··· Given data
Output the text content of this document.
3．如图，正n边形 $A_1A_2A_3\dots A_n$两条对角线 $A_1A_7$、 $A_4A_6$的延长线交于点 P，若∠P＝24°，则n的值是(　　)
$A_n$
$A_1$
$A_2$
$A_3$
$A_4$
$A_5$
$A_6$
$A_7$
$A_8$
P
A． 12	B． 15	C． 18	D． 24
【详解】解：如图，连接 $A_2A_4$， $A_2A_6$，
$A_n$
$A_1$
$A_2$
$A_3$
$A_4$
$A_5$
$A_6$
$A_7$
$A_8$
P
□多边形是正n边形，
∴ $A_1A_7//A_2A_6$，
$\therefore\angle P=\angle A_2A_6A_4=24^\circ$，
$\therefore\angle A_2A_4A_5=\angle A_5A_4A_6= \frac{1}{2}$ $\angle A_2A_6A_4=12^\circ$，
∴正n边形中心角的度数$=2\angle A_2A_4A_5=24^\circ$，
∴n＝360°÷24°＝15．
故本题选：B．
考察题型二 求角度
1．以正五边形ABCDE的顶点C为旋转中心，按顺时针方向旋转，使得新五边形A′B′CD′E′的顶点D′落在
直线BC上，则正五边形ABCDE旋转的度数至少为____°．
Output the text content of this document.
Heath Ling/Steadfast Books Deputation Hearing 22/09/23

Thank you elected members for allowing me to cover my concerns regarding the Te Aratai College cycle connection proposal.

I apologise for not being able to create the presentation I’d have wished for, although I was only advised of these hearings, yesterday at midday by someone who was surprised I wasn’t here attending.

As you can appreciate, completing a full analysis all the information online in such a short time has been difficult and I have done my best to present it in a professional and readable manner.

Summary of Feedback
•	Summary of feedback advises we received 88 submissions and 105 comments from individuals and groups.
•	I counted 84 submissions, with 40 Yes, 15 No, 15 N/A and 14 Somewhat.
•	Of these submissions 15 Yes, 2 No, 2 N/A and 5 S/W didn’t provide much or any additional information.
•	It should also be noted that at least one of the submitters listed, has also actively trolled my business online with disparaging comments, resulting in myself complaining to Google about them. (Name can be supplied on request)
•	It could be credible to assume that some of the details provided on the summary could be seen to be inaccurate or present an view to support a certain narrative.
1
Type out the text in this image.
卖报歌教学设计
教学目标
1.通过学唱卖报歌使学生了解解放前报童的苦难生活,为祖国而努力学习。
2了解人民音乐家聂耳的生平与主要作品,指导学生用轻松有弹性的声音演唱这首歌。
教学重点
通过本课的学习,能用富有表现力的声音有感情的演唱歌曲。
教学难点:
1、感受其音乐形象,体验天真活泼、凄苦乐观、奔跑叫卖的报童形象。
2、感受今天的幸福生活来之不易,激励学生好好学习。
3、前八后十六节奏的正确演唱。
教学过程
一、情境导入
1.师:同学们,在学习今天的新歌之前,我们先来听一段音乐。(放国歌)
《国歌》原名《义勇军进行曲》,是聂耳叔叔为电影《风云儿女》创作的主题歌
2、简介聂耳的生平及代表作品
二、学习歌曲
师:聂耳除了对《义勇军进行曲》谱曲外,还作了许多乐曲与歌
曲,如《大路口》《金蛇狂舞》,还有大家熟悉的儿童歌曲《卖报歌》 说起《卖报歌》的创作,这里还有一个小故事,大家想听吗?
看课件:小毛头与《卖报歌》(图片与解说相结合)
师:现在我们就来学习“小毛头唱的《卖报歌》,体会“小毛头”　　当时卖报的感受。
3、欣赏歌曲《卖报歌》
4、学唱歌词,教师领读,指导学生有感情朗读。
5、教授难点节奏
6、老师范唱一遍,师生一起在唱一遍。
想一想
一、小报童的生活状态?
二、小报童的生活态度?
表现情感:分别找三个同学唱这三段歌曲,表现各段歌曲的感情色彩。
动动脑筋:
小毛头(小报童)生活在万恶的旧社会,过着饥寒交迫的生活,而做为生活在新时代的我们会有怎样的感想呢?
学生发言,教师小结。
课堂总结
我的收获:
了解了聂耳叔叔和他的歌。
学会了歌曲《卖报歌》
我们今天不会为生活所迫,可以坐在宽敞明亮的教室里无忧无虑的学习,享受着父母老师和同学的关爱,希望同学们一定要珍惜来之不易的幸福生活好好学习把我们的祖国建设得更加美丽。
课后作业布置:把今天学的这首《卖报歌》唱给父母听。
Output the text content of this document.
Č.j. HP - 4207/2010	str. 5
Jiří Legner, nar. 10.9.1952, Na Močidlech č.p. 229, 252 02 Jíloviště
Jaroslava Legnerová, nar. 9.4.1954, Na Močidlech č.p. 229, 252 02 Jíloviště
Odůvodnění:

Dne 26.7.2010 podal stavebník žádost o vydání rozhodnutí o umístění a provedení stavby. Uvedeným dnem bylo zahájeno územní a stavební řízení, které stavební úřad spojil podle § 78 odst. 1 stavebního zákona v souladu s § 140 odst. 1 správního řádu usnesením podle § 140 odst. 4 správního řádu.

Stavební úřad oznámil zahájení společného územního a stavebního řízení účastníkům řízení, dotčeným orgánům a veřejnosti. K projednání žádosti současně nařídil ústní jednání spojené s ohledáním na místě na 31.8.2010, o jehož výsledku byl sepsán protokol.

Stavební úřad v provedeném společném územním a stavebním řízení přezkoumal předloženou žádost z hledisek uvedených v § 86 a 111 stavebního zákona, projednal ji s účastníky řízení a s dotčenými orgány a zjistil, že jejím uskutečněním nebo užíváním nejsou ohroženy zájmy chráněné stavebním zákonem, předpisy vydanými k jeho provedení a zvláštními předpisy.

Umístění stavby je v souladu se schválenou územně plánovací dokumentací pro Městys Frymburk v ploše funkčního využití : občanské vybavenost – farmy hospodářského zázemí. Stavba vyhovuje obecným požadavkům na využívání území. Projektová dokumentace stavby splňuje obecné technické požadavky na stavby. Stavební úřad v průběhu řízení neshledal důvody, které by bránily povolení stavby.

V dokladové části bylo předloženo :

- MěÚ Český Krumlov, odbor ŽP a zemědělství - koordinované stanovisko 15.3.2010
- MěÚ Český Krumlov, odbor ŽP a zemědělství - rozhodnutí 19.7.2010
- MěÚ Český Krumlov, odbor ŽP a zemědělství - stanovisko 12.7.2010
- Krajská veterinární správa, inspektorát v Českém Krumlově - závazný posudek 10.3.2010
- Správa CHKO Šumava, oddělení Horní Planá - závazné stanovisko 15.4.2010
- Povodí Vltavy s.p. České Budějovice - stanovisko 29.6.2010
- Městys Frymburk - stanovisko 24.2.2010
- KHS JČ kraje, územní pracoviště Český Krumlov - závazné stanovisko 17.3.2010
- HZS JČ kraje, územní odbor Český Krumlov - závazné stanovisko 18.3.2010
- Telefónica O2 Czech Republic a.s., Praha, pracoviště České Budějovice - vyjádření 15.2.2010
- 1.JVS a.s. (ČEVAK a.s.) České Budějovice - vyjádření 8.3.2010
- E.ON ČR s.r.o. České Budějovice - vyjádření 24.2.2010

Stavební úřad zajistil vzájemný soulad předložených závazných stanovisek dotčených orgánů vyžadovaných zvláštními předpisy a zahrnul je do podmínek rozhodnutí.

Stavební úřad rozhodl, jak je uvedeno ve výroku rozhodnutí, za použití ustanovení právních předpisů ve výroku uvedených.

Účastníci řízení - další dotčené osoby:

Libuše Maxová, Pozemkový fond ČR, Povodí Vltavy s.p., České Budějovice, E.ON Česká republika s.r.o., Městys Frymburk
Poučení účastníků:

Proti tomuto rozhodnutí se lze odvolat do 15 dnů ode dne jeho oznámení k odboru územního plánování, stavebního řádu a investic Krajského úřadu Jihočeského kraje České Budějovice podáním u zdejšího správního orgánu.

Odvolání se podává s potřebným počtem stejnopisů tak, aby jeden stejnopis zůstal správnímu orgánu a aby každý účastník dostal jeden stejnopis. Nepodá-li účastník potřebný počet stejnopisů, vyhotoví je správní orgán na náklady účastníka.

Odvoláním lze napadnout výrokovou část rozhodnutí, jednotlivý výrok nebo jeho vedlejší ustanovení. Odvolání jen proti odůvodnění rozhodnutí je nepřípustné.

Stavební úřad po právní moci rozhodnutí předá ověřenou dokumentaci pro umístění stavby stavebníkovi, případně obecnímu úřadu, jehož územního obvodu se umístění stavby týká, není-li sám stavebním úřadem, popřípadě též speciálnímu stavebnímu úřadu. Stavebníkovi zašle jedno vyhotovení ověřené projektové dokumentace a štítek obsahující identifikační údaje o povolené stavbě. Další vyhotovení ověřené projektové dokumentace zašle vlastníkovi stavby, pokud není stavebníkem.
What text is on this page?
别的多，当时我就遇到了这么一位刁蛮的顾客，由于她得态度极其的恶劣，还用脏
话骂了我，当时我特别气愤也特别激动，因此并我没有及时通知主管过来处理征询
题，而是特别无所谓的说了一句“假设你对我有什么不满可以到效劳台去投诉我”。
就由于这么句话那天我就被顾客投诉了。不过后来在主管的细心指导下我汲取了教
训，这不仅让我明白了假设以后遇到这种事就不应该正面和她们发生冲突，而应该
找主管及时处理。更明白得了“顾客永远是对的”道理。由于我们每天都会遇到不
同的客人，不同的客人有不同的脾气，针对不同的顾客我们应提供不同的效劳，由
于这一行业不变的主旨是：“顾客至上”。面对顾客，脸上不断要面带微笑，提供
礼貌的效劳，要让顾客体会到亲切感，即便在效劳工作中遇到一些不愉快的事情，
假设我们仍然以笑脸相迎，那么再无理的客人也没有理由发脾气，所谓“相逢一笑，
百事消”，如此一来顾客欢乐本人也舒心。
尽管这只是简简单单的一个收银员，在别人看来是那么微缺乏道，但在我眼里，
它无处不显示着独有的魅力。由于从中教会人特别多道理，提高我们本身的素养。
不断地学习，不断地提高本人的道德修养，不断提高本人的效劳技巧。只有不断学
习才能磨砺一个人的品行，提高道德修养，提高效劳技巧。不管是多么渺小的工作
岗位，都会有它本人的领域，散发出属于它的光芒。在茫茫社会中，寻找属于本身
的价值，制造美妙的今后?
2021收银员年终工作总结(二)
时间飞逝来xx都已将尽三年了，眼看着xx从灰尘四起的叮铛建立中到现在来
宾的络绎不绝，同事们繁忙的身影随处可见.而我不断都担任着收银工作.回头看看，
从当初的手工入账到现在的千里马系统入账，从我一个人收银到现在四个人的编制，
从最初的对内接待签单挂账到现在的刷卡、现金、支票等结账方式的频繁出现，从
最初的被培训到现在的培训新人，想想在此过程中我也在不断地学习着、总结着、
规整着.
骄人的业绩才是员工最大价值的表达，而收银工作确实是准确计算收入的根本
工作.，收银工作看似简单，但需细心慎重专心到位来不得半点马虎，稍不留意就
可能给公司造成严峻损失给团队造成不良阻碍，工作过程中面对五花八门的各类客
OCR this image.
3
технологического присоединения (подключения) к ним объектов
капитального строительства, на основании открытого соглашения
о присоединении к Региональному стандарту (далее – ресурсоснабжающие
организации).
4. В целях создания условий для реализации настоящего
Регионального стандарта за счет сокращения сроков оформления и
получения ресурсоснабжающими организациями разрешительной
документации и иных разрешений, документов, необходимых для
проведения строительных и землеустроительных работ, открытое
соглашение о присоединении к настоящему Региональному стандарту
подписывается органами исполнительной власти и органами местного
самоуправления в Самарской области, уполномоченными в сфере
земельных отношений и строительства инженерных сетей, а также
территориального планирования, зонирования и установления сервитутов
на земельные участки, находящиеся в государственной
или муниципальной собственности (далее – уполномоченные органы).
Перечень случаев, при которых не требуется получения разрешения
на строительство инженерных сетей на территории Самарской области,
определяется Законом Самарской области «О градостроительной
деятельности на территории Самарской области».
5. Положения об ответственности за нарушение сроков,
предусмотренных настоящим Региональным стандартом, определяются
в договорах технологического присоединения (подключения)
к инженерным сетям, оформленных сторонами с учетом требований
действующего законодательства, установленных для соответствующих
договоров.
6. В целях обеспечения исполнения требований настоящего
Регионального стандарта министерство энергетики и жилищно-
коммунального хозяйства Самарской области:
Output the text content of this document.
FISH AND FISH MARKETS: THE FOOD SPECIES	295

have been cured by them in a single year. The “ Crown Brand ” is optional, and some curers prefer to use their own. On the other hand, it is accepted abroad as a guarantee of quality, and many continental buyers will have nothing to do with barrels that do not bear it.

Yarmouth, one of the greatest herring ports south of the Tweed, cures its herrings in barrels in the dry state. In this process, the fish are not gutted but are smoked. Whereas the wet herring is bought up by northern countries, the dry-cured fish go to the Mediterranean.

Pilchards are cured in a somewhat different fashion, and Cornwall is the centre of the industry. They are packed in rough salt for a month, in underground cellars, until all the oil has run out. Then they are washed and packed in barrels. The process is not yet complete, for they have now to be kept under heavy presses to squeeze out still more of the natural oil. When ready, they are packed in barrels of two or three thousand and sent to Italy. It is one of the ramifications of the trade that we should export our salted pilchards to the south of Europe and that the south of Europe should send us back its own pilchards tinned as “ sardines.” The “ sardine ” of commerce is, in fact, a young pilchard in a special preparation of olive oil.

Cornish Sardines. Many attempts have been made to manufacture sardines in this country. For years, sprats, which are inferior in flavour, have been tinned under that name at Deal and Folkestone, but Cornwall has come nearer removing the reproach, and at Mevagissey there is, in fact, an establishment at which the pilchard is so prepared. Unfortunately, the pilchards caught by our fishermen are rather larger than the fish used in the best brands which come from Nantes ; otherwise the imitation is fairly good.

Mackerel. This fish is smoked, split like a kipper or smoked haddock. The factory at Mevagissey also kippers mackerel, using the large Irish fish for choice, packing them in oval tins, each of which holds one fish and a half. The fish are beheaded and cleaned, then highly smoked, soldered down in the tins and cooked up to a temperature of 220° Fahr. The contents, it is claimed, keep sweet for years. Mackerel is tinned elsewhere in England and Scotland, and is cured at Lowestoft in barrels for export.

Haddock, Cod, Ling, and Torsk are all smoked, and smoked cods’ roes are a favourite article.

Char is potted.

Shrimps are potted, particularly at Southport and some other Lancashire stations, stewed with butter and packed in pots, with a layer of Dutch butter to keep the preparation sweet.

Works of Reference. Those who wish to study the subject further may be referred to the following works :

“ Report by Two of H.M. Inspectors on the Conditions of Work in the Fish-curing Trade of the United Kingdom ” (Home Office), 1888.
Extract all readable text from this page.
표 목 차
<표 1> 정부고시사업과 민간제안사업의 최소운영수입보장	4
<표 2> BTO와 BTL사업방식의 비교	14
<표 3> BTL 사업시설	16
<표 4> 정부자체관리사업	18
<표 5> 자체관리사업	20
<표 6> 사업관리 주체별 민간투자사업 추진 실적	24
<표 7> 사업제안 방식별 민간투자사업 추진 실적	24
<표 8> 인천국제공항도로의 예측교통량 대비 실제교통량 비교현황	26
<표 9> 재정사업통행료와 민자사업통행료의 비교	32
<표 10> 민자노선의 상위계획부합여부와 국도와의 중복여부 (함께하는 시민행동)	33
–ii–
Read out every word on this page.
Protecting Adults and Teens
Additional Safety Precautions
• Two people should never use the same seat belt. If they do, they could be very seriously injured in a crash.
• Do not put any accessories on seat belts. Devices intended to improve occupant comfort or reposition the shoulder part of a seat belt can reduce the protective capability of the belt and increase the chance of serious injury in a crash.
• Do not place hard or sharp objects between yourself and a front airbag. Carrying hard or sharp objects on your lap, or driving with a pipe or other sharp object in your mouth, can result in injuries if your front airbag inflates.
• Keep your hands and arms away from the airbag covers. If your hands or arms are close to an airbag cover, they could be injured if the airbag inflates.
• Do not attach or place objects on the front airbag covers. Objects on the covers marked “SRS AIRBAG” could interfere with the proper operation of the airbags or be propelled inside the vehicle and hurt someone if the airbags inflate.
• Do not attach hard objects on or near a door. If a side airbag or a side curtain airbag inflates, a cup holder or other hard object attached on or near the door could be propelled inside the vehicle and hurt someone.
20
······
_Problem details:_ Each line of the material that holds the string "zemědělství" counts once; give the total alone.

_Task response:_ 3